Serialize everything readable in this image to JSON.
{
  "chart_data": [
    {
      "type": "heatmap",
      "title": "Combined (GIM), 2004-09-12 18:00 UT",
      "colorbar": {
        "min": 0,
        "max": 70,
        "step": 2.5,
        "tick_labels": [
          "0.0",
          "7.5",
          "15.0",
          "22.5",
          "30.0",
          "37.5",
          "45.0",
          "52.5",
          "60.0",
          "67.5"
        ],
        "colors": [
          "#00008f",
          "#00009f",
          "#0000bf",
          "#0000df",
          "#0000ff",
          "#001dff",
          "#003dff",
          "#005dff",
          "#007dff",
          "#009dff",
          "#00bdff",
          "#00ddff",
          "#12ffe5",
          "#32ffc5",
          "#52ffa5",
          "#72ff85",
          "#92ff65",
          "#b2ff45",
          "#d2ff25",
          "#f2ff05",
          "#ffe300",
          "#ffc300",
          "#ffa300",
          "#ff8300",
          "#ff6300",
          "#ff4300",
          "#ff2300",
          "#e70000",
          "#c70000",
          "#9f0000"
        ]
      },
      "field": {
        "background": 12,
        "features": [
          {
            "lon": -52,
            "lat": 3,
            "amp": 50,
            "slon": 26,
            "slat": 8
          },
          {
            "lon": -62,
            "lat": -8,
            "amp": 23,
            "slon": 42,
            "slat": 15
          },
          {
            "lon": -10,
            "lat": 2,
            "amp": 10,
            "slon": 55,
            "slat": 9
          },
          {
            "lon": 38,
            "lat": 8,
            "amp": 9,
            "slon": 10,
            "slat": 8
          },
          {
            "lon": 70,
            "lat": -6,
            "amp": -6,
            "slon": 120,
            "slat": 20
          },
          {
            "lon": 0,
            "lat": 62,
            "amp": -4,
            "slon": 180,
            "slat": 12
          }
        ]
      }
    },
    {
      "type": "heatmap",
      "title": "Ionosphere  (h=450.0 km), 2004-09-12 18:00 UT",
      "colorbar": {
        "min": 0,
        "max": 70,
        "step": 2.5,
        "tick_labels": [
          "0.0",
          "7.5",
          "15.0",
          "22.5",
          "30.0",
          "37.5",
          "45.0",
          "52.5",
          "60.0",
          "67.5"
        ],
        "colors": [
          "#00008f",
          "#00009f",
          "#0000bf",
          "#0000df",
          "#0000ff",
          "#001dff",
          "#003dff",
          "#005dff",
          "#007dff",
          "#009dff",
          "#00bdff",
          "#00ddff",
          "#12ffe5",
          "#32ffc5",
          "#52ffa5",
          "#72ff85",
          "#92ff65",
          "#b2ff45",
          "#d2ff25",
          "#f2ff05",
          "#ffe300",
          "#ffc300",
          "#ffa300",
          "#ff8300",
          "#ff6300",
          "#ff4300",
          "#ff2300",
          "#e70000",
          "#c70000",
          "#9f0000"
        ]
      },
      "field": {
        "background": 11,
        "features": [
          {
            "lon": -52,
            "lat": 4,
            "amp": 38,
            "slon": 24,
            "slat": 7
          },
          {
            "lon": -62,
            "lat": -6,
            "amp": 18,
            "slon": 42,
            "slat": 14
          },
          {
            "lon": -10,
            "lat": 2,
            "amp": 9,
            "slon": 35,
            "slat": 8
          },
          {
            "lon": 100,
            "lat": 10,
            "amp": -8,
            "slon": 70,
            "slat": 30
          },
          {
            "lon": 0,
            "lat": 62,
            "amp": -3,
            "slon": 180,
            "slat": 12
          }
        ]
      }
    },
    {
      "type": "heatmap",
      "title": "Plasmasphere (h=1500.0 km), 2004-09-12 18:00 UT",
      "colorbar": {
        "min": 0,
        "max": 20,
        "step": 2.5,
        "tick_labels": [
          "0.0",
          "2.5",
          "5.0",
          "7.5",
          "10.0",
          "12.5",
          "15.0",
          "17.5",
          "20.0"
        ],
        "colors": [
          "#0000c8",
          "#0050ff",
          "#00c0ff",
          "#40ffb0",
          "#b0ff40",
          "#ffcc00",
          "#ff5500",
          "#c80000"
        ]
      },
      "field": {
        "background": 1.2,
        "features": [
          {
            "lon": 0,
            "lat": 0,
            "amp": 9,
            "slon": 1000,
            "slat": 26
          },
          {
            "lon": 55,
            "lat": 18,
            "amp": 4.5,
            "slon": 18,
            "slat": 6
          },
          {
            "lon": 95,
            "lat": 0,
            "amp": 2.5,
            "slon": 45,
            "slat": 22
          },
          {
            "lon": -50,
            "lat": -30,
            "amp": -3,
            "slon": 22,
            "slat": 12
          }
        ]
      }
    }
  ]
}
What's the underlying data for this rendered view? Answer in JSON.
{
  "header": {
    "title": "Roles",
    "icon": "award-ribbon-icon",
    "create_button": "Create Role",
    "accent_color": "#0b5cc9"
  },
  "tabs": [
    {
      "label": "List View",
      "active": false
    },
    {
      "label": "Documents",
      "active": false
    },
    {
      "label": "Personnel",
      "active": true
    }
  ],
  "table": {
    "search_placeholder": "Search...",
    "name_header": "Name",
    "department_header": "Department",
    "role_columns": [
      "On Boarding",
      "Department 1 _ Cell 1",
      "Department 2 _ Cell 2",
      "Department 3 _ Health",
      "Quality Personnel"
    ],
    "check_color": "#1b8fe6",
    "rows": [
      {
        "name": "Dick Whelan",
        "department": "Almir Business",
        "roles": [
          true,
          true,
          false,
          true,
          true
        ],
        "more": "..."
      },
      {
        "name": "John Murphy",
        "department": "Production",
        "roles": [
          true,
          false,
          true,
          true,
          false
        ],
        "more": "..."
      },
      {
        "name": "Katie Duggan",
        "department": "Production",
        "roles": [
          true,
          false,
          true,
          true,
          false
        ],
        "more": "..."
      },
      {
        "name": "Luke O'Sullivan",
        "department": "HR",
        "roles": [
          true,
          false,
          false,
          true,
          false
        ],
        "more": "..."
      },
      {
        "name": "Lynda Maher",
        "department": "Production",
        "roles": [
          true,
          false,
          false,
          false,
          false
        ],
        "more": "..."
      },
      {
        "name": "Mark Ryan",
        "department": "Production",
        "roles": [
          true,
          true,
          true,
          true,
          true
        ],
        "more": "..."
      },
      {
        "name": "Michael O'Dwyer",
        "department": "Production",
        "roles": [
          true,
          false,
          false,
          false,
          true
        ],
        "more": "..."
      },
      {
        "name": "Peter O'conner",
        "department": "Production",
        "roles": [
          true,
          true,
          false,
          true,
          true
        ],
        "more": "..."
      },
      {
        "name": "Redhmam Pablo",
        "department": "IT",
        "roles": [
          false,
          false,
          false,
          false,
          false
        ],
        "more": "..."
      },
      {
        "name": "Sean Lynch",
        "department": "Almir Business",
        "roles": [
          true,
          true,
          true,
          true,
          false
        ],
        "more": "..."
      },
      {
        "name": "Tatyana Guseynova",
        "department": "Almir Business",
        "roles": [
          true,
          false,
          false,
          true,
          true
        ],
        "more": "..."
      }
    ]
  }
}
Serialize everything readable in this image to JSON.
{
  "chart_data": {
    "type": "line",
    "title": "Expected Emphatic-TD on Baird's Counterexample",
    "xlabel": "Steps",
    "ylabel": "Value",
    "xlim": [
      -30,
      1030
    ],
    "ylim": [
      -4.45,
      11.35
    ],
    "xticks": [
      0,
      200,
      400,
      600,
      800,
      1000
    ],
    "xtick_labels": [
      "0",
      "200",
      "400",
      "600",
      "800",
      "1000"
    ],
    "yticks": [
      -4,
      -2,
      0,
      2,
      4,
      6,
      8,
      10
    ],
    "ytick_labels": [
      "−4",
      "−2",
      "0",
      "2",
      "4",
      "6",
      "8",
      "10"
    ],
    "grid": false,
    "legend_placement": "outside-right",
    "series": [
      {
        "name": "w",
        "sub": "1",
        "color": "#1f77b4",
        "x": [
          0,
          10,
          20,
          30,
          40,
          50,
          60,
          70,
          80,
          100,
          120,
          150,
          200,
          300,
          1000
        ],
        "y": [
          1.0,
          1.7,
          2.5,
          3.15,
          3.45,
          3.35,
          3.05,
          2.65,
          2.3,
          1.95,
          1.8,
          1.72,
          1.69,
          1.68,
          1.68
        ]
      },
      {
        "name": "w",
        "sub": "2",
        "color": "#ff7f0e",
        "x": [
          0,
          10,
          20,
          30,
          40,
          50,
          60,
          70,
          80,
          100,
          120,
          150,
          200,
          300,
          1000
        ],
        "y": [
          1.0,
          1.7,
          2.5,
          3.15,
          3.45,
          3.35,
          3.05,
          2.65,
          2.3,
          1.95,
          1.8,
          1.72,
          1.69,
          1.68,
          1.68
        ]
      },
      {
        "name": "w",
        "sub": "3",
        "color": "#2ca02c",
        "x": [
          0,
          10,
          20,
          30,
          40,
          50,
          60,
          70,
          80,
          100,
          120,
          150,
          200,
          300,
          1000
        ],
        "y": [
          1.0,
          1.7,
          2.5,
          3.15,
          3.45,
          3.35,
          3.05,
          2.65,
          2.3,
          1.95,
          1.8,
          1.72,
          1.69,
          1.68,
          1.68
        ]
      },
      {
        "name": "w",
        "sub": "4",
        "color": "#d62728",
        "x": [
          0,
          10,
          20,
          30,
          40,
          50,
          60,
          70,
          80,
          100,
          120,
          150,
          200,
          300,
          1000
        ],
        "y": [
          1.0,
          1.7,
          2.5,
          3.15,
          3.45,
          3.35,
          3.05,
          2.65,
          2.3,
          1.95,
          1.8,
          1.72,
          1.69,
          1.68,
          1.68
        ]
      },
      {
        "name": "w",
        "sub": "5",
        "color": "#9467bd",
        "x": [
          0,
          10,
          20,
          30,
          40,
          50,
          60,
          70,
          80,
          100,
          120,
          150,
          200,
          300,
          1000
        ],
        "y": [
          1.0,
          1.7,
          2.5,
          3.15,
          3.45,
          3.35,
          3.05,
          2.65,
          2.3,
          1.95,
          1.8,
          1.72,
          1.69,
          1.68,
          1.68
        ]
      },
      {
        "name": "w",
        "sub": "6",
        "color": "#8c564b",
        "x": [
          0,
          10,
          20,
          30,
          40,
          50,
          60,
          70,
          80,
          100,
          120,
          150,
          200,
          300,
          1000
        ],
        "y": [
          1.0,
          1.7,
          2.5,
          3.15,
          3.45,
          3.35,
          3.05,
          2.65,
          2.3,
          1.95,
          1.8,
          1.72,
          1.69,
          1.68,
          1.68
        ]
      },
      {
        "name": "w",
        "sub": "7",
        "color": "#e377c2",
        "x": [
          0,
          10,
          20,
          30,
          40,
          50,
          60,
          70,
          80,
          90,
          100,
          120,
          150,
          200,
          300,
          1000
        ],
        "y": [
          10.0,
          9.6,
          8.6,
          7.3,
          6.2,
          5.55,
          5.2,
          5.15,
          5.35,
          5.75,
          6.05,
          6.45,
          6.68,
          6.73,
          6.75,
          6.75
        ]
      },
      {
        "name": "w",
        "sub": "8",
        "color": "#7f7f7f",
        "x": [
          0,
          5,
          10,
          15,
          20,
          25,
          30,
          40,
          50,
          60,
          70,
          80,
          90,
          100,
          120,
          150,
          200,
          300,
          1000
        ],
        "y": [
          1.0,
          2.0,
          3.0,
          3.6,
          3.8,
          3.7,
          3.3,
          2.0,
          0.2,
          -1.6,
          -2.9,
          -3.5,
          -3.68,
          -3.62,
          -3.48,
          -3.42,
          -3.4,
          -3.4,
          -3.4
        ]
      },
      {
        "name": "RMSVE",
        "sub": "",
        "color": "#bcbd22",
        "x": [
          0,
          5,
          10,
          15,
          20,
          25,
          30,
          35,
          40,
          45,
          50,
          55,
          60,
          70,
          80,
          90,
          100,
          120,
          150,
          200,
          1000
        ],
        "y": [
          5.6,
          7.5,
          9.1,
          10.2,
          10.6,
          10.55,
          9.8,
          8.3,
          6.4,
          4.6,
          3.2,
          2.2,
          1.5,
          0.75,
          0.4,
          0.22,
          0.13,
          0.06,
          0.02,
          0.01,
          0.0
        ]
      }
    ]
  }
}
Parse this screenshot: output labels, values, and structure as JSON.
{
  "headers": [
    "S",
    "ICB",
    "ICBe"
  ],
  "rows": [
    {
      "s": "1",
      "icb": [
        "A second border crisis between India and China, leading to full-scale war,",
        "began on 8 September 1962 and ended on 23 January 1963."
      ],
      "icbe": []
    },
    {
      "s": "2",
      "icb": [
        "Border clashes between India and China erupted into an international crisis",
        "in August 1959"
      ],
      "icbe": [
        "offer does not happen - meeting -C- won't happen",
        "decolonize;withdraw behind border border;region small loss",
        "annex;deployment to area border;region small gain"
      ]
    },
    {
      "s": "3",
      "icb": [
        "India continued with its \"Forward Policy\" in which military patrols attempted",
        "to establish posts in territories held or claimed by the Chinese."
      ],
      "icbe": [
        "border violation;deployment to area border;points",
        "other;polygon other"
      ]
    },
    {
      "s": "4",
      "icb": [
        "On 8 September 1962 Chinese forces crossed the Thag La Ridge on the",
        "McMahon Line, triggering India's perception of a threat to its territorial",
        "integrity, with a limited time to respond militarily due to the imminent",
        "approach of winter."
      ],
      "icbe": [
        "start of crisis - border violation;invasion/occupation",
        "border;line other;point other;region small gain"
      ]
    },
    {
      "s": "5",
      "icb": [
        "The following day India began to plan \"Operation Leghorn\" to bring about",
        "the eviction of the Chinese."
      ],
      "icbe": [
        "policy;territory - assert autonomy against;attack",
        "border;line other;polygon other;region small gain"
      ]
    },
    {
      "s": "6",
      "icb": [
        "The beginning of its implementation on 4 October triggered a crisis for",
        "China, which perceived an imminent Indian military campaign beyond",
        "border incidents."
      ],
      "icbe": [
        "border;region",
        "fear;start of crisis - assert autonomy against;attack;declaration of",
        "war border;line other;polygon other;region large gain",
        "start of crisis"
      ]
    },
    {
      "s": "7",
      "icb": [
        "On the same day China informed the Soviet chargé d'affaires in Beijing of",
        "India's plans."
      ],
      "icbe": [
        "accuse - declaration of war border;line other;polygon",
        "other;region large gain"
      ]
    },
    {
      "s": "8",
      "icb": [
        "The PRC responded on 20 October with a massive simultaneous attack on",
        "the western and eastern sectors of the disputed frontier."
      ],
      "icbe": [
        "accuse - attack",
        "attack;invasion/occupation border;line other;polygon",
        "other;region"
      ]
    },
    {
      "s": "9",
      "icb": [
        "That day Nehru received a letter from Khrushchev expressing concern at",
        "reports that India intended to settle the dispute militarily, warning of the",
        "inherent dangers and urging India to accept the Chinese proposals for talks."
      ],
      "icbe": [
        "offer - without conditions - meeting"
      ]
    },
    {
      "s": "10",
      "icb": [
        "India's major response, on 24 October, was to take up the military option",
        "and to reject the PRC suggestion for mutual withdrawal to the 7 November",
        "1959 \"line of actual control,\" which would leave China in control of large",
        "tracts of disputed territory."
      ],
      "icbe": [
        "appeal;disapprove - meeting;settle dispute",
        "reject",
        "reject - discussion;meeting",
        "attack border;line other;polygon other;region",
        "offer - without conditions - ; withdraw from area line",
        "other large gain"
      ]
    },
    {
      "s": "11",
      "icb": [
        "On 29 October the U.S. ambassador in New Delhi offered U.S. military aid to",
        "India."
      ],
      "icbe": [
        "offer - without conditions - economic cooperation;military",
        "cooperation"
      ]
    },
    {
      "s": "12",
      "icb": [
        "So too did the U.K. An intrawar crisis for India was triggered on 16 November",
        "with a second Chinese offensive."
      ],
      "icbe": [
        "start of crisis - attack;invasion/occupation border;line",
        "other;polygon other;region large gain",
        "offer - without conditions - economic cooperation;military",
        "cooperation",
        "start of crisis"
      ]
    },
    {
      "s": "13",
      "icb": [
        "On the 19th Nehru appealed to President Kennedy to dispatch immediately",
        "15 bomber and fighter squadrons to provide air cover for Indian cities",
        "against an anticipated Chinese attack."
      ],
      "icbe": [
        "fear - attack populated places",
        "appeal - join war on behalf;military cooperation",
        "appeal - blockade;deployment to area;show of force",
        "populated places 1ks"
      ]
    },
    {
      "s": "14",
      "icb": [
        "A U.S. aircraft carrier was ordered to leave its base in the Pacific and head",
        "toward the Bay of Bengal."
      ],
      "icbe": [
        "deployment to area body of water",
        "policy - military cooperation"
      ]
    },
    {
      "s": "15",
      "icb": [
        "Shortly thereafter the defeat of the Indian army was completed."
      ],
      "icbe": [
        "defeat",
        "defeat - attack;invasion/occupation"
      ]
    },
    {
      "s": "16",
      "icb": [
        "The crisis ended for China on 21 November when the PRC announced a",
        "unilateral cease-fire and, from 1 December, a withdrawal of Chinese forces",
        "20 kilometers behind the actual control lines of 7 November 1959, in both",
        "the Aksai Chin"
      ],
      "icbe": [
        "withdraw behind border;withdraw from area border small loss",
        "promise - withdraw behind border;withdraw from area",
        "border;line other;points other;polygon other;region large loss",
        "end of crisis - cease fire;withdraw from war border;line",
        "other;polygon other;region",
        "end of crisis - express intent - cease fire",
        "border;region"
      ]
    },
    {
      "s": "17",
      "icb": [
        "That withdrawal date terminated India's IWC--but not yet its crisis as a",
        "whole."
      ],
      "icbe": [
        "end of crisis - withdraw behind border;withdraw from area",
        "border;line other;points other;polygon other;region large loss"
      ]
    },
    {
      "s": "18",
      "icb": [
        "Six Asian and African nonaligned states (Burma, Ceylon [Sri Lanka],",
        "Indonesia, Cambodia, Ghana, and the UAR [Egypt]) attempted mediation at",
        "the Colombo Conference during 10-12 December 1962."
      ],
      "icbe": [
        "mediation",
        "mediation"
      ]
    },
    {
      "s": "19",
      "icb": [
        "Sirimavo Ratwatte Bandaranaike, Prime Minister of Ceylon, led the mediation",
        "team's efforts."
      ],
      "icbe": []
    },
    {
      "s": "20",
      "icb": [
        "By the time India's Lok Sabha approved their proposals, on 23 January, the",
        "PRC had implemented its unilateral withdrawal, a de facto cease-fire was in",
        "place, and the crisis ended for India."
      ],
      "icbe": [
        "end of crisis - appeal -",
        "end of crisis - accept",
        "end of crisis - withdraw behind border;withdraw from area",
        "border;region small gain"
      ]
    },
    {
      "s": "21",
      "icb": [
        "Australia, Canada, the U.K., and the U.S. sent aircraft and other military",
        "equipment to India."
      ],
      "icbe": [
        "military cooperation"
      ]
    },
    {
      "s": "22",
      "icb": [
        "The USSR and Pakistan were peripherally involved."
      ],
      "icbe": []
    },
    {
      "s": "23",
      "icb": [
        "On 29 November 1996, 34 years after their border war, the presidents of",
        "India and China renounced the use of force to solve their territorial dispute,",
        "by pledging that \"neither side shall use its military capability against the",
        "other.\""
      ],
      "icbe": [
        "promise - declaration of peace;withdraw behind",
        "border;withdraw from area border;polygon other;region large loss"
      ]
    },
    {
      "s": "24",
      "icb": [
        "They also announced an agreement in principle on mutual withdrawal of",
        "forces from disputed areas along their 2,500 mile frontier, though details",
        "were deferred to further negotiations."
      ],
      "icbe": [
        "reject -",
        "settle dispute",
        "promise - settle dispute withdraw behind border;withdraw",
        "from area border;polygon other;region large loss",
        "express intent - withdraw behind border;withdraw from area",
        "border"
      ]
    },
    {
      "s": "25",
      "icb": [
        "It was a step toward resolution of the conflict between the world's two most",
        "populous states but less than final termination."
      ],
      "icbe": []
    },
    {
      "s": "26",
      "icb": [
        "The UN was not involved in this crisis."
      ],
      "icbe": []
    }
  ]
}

-------------------------

How many lines of the data contain the word "start"? Answer with the number alone.

5